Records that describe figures
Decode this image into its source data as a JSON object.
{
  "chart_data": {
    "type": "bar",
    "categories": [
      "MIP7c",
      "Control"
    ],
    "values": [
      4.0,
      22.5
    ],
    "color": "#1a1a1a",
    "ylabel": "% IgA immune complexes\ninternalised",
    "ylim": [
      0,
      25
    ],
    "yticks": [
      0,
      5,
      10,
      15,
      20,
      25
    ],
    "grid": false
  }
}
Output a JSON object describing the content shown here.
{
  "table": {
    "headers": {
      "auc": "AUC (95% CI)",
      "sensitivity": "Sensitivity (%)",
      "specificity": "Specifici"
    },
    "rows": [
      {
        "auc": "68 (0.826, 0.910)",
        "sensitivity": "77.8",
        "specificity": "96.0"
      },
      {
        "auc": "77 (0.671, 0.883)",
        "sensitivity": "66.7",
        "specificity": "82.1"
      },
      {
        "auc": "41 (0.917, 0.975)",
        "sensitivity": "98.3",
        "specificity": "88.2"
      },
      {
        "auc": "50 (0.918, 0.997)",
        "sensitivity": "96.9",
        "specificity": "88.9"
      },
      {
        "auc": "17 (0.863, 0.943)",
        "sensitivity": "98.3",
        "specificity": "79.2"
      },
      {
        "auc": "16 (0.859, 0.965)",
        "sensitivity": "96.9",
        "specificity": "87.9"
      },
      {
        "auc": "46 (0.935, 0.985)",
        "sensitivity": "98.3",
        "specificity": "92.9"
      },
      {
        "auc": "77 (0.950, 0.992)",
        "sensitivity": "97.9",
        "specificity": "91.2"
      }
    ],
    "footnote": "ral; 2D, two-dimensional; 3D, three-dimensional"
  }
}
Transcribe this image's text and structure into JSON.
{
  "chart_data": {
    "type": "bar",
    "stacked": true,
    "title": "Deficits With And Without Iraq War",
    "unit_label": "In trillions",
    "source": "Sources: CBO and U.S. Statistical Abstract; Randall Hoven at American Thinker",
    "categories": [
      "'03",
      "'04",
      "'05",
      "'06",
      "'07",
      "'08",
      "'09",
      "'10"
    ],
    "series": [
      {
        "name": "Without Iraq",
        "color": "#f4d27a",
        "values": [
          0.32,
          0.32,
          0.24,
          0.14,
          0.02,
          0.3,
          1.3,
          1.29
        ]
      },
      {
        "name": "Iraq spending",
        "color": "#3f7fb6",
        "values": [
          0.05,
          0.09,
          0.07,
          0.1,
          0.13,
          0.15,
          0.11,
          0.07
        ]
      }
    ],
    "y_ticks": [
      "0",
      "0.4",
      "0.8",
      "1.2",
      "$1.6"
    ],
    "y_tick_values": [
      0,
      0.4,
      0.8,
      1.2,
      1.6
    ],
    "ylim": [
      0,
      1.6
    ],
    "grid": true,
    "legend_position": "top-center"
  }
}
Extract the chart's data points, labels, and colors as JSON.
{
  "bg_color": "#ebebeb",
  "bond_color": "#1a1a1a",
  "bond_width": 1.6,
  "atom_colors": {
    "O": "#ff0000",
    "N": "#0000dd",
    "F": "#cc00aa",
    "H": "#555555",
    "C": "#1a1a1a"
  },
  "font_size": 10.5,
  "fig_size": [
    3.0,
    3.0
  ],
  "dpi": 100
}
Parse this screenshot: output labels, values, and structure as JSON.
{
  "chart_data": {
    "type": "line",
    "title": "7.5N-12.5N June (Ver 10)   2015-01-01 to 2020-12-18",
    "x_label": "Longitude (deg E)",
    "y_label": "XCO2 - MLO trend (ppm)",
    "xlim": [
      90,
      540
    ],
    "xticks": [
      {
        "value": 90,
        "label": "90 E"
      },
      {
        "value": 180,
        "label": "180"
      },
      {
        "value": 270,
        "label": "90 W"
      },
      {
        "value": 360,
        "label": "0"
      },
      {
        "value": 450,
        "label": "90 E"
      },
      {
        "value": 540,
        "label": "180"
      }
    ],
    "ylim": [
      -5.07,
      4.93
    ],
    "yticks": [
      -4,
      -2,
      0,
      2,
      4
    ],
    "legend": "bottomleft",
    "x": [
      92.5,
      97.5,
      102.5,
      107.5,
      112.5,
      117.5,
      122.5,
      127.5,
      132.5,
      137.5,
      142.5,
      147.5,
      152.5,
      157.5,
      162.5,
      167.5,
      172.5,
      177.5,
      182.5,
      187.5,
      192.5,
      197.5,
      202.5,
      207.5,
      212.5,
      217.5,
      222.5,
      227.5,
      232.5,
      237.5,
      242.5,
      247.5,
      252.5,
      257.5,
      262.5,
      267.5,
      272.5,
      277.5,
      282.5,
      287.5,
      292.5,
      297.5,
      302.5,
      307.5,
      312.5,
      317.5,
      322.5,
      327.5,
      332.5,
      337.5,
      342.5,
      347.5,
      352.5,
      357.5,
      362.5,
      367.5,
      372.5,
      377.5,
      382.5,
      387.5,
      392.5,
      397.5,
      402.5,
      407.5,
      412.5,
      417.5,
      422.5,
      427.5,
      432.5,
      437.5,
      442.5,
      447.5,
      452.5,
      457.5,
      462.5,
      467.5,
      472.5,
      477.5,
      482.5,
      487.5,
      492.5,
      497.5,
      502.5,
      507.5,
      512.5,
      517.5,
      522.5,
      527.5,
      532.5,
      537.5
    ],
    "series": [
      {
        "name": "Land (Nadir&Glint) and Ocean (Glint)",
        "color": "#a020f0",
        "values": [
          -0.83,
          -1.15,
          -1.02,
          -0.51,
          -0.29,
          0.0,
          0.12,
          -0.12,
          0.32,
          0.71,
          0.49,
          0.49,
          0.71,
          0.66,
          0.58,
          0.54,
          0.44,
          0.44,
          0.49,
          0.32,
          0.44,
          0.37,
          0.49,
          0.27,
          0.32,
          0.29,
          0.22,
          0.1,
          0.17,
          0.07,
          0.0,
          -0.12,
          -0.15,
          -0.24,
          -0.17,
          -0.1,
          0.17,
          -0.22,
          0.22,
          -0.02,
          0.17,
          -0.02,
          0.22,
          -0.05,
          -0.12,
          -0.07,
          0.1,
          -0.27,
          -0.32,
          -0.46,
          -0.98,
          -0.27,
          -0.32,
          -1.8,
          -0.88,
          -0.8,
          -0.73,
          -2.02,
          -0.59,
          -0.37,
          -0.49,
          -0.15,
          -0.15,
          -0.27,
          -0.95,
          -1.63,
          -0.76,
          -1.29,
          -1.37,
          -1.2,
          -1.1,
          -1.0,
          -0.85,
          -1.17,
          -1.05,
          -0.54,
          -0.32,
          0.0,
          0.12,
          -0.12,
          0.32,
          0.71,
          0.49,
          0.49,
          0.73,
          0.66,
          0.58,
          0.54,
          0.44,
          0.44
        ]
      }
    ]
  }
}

THE REQUEST:
From the records above, extract each line exactly as shown.

TASK OUTPUT:
Decode this image into its source data as a JSON object.
{
  "chart_data": {
    "type": "bar",
    "categories": [
      "MIP7c",
      "Control"
    ],
    "values": [
      4.0,
      22.5
    ],
    "color": "#1a1a1a",
    "ylabel": "% IgA immune complexes\ninternalised",
    "ylim": [
      0,
      25
    ],
    "yticks": [
      0,
      5,
      10,
      15,
      20,
      25
    ],
    "grid": false
  }
}
Output a JSON object describing the content shown here.
{
  "table": {
    "headers": {
      "auc": "AUC (95% CI)",
      "sensitivity": "Sensitivity (%)",
      "specificity": "Specifici"
    },
    "rows": [
      {
        "auc": "68 (0.826, 0.910)",
        "sensitivity": "77.8",
        "specificity": "96.0"
      },
      {
        "auc": "77 (0.671, 0.883)",
        "sensitivity": "66.7",
        "specificity": "82.1"
      },
      {
        "auc": "41 (0.917, 0.975)",
        "sensitivity": "98.3",
        "specificity": "88.2"
      },
      {
        "auc": "50 (0.918, 0.997)",
        "sensitivity": "96.9",
        "specificity": "88.9"
      },
      {
        "auc": "17 (0.863, 0.943)",
        "sensitivity": "98.3",
        "specificity": "79.2"
      },
      {
        "auc": "16 (0.859, 0.965)",
        "sensitivity": "96.9",
        "specificity": "87.9"
      },
      {
        "auc": "46 (0.935, 0.985)",
        "sensitivity": "98.3",
        "specificity": "92.9"
      },
      {
        "auc": "77 (0.950, 0.992)",
        "sensitivity": "97.9",
        "specificity": "91.2"
      }
    ],
    "footnote": "ral; 2D, two-dimensional; 3D, three-dimensional"
  }
}
Transcribe this image's text and structure into JSON.
{
  "chart_data": {
    "type": "bar",
    "stacked": true,
    "title": "Deficits With And Without Iraq War",
    "unit_label": "In trillions",
    "source": "Sources: CBO and U.S. Statistical Abstract; Randall Hoven at American Thinker",
    "categories": [
      "'03",
      "'04",
      "'05",
      "'06",
      "'07",
      "'08",
      "'09",
      "'10"
    ],
    "series": [
      {
        "name": "Without Iraq",
        "color": "#f4d27a",
        "values": [
          0.32,
          0.32,
          0.24,
          0.14,
          0.02,
          0.3,
          1.3,
          1.29
        ]
      },
      {
        "name": "Iraq spending",
        "color": "#3f7fb6",
        "values": [
          0.05,
          0.09,
          0.07,
          0.1,
          0.13,
          0.15,
          0.11,
          0.07
        ]
      }
    ],
    "y_ticks": [
      "0",
      "0.4",
      "0.8",
      "1.2",
      "$1.6"
    ],
    "y_tick_values": [
      0,
      0.4,
      0.8,
      1.2,
      1.6
    ],
    "ylim": [
      0,
      1.6
    ],
    "grid": true,
    "legend_position": "top-center"
  }
}
Extract the chart's data points, labels, and colors as JSON.
{
  "bg_color": "#ebebeb",
  "bond_color": "#1a1a1a",
  "bond_width": 1.6,
  "atom_colors": {
    "O": "#ff0000",
    "N": "#0000dd",
    "F": "#cc00aa",
    "H": "#555555",
    "C": "#1a1a1a"
  },
  "font_size": 10.5,
  "fig_size": [
    3.0,
    3.0
  ],
  "dpi": 100
}
Parse this screenshot: output labels, values, and structure as JSON.
{
  "chart_data": {
    "type": "line",
    "title": "7.5N-12.5N June (Ver 10)   2015-01-01 to 2020-12-18",
    "x_label": "Longitude (deg E)",
    "y_label": "XCO2 - MLO trend (ppm)",
    "xlim": [
      90,
      540
    ],
    "xticks": [
      {
        "value": 90,
        "label": "90 E"
      },
      {
        "value": 180,
        "label": "180"
      },
      {
        "value": 270,
        "label": "90 W"
      },
      {
        "value": 360,
        "label": "0"
      },
      {
        "value": 450,
        "label": "90 E"
      },
      {
        "value": 540,
        "label": "180"
      }
    ],
    "ylim": [
      -5.07,
      4.93
    ],
    "yticks": [
      -4,
      -2,
      0,
      2,
      4
    ],
    "legend": "bottomleft",
    "x": [
      92.5,
      97.5,
      102.5,
      107.5,
      112.5,
      117.5,
      122.5,
      127.5,
      132.5,
      137.5,
      142.5,
      147.5,
      152.5,
      157.5,
      162.5,
      167.5,
      172.5,
      177.5,
      182.5,
      187.5,
      192.5,
      197.5,
      202.5,
      207.5,
      212.5,
      217.5,
      222.5,
      227.5,
      232.5,
      237.5,
      242.5,
      247.5,
      252.5,
      257.5,
      262.5,
      267.5,
      272.5,
      277.5,
      282.5,
      287.5,
      292.5,
      297.5,
      302.5,
      307.5,
      312.5,
      317.5,
      322.5,
      327.5,
      332.5,
      337.5,
      342.5,
      347.5,
      352.5,
      357.5,
      362.5,
      367.5,
      372.5,
      377.5,
      382.5,
      387.5,
      392.5,
      397.5,
      402.5,
      407.5,
      412.5,
      417.5,
      422.5,
      427.5,
      432.5,
      437.5,
      442.5,
      447.5,
      452.5,
      457.5,
      462.5,
      467.5,
      472.5,
      477.5,
      482.5,
      487.5,
      492.5,
      497.5,
      502.5,
      507.5,
      512.5,
      517.5,
      522.5,
      527.5,
      532.5,
      537.5
    ],
    "series": [
      {
        "name": "Land (Nadir&Glint) and Ocean (Glint)",
        "color": "#a020f0",
        "values": [
          -0.83,
          -1.15,
          -1.02,
          -0.51,
          -0.29,
          0.0,
          0.12,
          -0.12,
          0.32,
          0.71,
          0.49,
          0.49,
          0.71,
          0.66,
          0.58,
          0.54,
          0.44,
          0.44,
          0.49,
          0.32,
          0.44,
          0.37,
          0.49,
          0.27,
          0.32,
          0.29,
          0.22,
          0.1,
          0.17,
          0.07,
          0.0,
          -0.12,
          -0.15,
          -0.24,
          -0.17,
          -0.1,
          0.17,
          -0.22,
          0.22,
          -0.02,
          0.17,
          -0.02,
          0.22,
          -0.05,
          -0.12,
          -0.07,
          0.1,
          -0.27,
          -0.32,
          -0.46,
          -0.98,
          -0.27,
          -0.32,
          -1.8,
          -0.88,
          -0.8,
          -0.73,
          -2.02,
          -0.59,
          -0.37,
          -0.49,
          -0.15,
          -0.15,
          -0.27,
          -0.95,
          -1.63,
          -0.76,
          -1.29,
          -1.37,
          -1.2,
          -1.1,
          -1.0,
          -0.85,
          -1.17,
          -1.05,
          -0.54,
          -0.32,
          0.0,
          0.12,
          -0.12,
          0.32,
          0.71,
          0.49,
          0.49,
          0.73,
          0.66,
          0.58,
          0.54,
          0.44,
          0.44
        ]
      }
    ]
  }
}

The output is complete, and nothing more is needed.